Data Activity 9 / Unit 11
Task
Using the Health_Data, please perform the following functions in R:
Perform simple linear regression analysis to find the population regression equation to predict the diastolic BP by systolic BP. Interpret the findings of regression analysis at 5% level of significance.
Process and Findings
library(haven)
library(ggplot2)
#sart with a scatter plot to review the data: figure 1.
ggplot(health_data, aes(x=sbp, y=dbp))+
geom_point()+
stat_smooth()
# there seems to be a linear relationship
#calculate correlation coefficient
cor(health_data$dbp, health_data$sbp)
[1] 0.846808
#correlation coefficient is 0.85, therefore there is a strong relationship
#linear model
model <-lm(dbp~sbp, data = health_data)
> model
Call:
lm(formula = dbp ~ sbp, data = health_data)
Coefficients:
(Intercept) sbp
19.407 0.496
#therefore the population regression equation is "dbp = 19.407 + 0.496*(sbp)
#create summary stats
summary(model)
Call:
lm(formula = dbp ~ sbp, data = health_data)

◆ Records ◆
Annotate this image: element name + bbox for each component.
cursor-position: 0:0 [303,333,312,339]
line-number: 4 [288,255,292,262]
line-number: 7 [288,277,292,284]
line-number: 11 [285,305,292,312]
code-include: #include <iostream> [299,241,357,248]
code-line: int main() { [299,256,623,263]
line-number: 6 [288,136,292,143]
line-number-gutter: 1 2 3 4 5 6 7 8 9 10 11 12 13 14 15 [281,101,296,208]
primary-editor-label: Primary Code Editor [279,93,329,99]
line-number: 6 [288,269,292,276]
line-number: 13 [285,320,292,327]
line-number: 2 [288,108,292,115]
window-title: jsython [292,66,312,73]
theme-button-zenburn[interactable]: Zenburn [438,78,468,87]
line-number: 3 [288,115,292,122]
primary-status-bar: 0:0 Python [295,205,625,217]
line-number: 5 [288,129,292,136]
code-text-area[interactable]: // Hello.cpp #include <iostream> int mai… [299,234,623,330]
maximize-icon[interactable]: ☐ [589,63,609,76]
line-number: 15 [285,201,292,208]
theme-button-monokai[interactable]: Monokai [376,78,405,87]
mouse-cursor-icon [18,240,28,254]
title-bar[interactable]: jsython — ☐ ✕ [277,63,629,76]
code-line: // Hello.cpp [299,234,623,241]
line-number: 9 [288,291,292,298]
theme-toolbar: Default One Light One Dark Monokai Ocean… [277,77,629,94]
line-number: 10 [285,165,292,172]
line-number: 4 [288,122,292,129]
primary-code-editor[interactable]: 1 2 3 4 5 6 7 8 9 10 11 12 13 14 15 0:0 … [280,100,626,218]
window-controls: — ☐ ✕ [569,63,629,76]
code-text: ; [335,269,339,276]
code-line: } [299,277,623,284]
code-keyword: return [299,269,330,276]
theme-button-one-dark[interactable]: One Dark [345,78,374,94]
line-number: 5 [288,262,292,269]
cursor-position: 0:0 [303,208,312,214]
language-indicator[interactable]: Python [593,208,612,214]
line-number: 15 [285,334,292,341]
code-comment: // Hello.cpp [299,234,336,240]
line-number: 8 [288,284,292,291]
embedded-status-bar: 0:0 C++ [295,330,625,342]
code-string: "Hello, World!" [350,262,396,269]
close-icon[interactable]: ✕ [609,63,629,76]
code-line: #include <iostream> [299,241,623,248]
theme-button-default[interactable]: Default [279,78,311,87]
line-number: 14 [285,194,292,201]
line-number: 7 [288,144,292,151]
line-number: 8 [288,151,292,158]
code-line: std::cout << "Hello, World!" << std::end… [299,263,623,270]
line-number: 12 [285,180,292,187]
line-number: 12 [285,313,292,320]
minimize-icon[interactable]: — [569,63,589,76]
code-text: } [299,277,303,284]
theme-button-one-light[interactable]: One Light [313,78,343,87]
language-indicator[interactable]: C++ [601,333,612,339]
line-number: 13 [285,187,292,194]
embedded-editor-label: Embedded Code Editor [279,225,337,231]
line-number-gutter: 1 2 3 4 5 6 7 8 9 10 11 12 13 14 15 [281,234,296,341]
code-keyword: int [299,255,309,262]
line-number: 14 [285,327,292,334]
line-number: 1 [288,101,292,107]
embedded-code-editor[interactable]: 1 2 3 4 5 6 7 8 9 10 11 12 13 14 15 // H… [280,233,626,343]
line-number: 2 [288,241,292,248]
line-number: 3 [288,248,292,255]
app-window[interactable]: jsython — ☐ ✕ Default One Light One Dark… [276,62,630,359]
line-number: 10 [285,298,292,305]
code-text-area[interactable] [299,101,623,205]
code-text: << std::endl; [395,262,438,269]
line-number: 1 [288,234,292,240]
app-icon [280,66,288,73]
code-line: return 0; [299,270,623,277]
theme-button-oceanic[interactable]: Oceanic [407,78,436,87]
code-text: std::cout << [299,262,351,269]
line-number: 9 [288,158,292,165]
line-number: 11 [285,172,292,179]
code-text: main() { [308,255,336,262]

◆ Problem to work on ◆
In the data activity on regression in R, rewrite the passage from "Data Activity 9" to "level of significance.", swapping "diastolic BP" for "diastolic blood pressure".

◆ Task output ◆
Data Activity 9 / Unit 11
Task
Using the Health_Data, please perform the following functions in R:
Perform simple linear regression analysis to find the population regression equation to predict the diastolic blood pressure by systolic BP. Interpret the findings of regression analysis at 5% level of significance.